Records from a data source
↓

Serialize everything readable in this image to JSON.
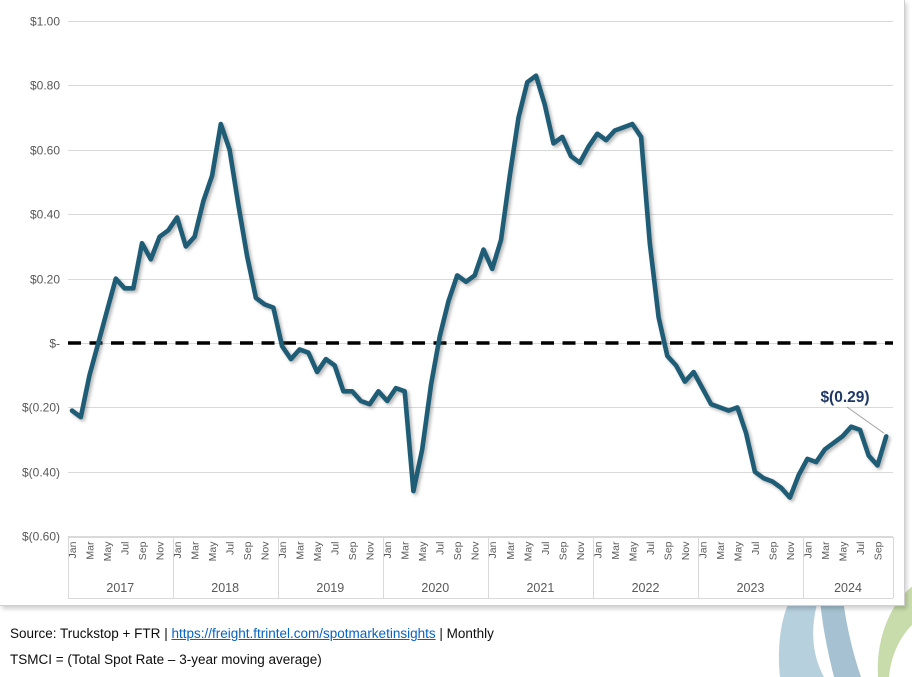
{
  "chart_data": {
    "type": "line",
    "title": "",
    "series": [
      {
        "name": "TSMCI",
        "values": [
          -0.21,
          -0.23,
          -0.1,
          0.0,
          0.1,
          0.2,
          0.17,
          0.17,
          0.31,
          0.26,
          0.33,
          0.35,
          0.39,
          0.3,
          0.33,
          0.44,
          0.52,
          0.68,
          0.6,
          0.43,
          0.27,
          0.14,
          0.12,
          0.11,
          -0.01,
          -0.05,
          -0.02,
          -0.03,
          -0.09,
          -0.05,
          -0.07,
          -0.15,
          -0.15,
          -0.18,
          -0.19,
          -0.15,
          -0.18,
          -0.14,
          -0.15,
          -0.46,
          -0.33,
          -0.13,
          0.02,
          0.13,
          0.21,
          0.19,
          0.21,
          0.29,
          0.23,
          0.32,
          0.52,
          0.7,
          0.81,
          0.83,
          0.74,
          0.62,
          0.64,
          0.58,
          0.56,
          0.61,
          0.65,
          0.63,
          0.66,
          0.67,
          0.68,
          0.64,
          0.31,
          0.08,
          -0.04,
          -0.07,
          -0.12,
          -0.09,
          -0.14,
          -0.19,
          -0.2,
          -0.21,
          -0.2,
          -0.28,
          -0.4,
          -0.42,
          -0.43,
          -0.45,
          -0.48,
          -0.41,
          -0.36,
          -0.37,
          -0.33,
          -0.31,
          -0.29,
          -0.26,
          -0.27,
          -0.35,
          -0.38,
          -0.29
        ]
      }
    ],
    "x_unit": "month",
    "years": [
      {
        "label": "2017",
        "n_months": 12
      },
      {
        "label": "2018",
        "n_months": 12
      },
      {
        "label": "2019",
        "n_months": 12
      },
      {
        "label": "2020",
        "n_months": 12
      },
      {
        "label": "2021",
        "n_months": 12
      },
      {
        "label": "2022",
        "n_months": 12
      },
      {
        "label": "2023",
        "n_months": 12
      },
      {
        "label": "2024",
        "n_months": 10
      }
    ],
    "month_tick_labels": [
      "Jan",
      "Mar",
      "May",
      "Jul",
      "Sep",
      "Nov"
    ],
    "y_ticks": [
      {
        "v": 1.0,
        "label": "$1.00"
      },
      {
        "v": 0.8,
        "label": "$0.80"
      },
      {
        "v": 0.6,
        "label": "$0.60"
      },
      {
        "v": 0.4,
        "label": "$0.40"
      },
      {
        "v": 0.2,
        "label": "$0.20"
      },
      {
        "v": 0.0,
        "label": "$-"
      },
      {
        "v": -0.2,
        "label": "$(0.20)"
      },
      {
        "v": -0.4,
        "label": "$(0.40)"
      },
      {
        "v": -0.6,
        "label": "$(0.60)"
      }
    ],
    "ylim": [
      -0.6,
      1.0
    ],
    "grid": "horizontal",
    "legend": "none",
    "zero_line": {
      "style": "dashed",
      "color": "#000000"
    },
    "annotation": {
      "text": "$(0.29)",
      "attached_value": -0.29
    },
    "colors": {
      "line": "#1f5c76",
      "annotation_text": "#1f3864",
      "gridline": "#d9d9d9",
      "axis_text": "#595959",
      "leader_line": "#a0a0a0"
    }
  },
  "footer": {
    "source_prefix": "Source: Truckstop + FTR",
    "separator": "|",
    "link_text": "https://freight.ftrintel.com/spotmarketinsights",
    "suffix": "Monthly",
    "definition": "TSMCI = (Total Spot Rate – 3-year moving average)",
    "link_color": "#0563c1"
  },
  "decoration": {
    "swoosh_colors": [
      "#b6d0de",
      "#a6c2d2",
      "#c8dcab"
    ]
  }
}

↑

**INSTRUCTION:**
Write out the records above exactly as they stand, leaving out every picture.

**WRITTEN RESPONSE:**
Serialize everything readable in this image to JSON.
{
  "chart_data": {
    "type": "line",
    "title": "",
    "series": [
      {
        "name": "TSMCI",
        "values": [
          -0.21,
          -0.23,
          -0.1,
          0.0,
          0.1,
          0.2,
          0.17,
          0.17,
          0.31,
          0.26,
          0.33,
          0.35,
          0.39,
          0.3,
          0.33,
          0.44,
          0.52,
          0.68,
          0.6,
          0.43,
          0.27,
          0.14,
          0.12,
          0.11,
          -0.01,
          -0.05,
          -0.02,
          -0.03,
          -0.09,
          -0.05,
          -0.07,
          -0.15,
          -0.15,
          -0.18,
          -0.19,
          -0.15,
          -0.18,
          -0.14,
          -0.15,
          -0.46,
          -0.33,
          -0.13,
          0.02,
          0.13,
          0.21,
          0.19,
          0.21,
          0.29,
          0.23,
          0.32,
          0.52,
          0.7,
          0.81,
          0.83,
          0.74,
          0.62,
          0.64,
          0.58,
          0.56,
          0.61,
          0.65,
          0.63,
          0.66,
          0.67,
          0.68,
          0.64,
          0.31,
          0.08,
          -0.04,
          -0.07,
          -0.12,
          -0.09,
          -0.14,
          -0.19,
          -0.2,
          -0.21,
          -0.2,
          -0.28,
          -0.4,
          -0.42,
          -0.43,
          -0.45,
          -0.48,
          -0.41,
          -0.36,
          -0.37,
          -0.33,
          -0.31,
          -0.29,
          -0.26,
          -0.27,
          -0.35,
          -0.38,
          -0.29
        ]
      }
    ],
    "x_unit": "month",
    "years": [
      {
        "label": "2017",
        "n_months": 12
      },
      {
        "label": "2018",
        "n_months": 12
      },
      {
        "label": "2019",
        "n_months": 12
      },
      {
        "label": "2020",
        "n_months": 12
      },
      {
        "label": "2021",
        "n_months": 12
      },
      {
        "label": "2022",
        "n_months": 12
      },
      {
        "label": "2023",
        "n_months": 12
      },
      {
        "label": "2024",
        "n_months": 10
      }
    ],
    "month_tick_labels": [
      "Jan",
      "Mar",
      "May",
      "Jul",
      "Sep",
      "Nov"
    ],
    "y_ticks": [
      {
        "v": 1.0,
        "label": "$1.00"
      },
      {
        "v": 0.8,
        "label": "$0.80"
      },
      {
        "v": 0.6,
        "label": "$0.60"
      },
      {
        "v": 0.4,
        "label": "$0.40"
      },
      {
        "v": 0.2,
        "label": "$0.20"
      },
      {
        "v": 0.0,
        "label": "$-"
      },
      {
        "v": -0.2,
        "label": "$(0.20)"
      },
      {
        "v": -0.4,
        "label": "$(0.40)"
      },
      {
        "v": -0.6,
        "label": "$(0.60)"
      }
    ],
    "ylim": [
      -0.6,
      1.0
    ],
    "grid": "horizontal",
    "legend": "none",
    "zero_line": {
      "style": "dashed",
      "color": "#000000"
    },
    "annotation": {
      "text": "$(0.29)",
      "attached_value": -0.29
    },
    "colors": {
      "line": "#1f5c76",
      "annotation_text": "#1f3864",
      "gridline": "#d9d9d9",
      "axis_text": "#595959",
      "leader_line": "#a0a0a0"
    }
  },
  "footer": {
    "source_prefix": "Source: Truckstop + FTR",
    "separator": "|",
    "link_text": "https://freight.ftrintel.com/spotmarketinsights",
    "suffix": "Monthly",
    "definition": "TSMCI = (Total Spot Rate – 3-year moving average)",
    "link_color": "#0563c1"
  },
  "decoration": {
    "swoosh_colors": [
      "#b6d0de",
      "#a6c2d2",
      "#c8dcab"
    ]
  }
}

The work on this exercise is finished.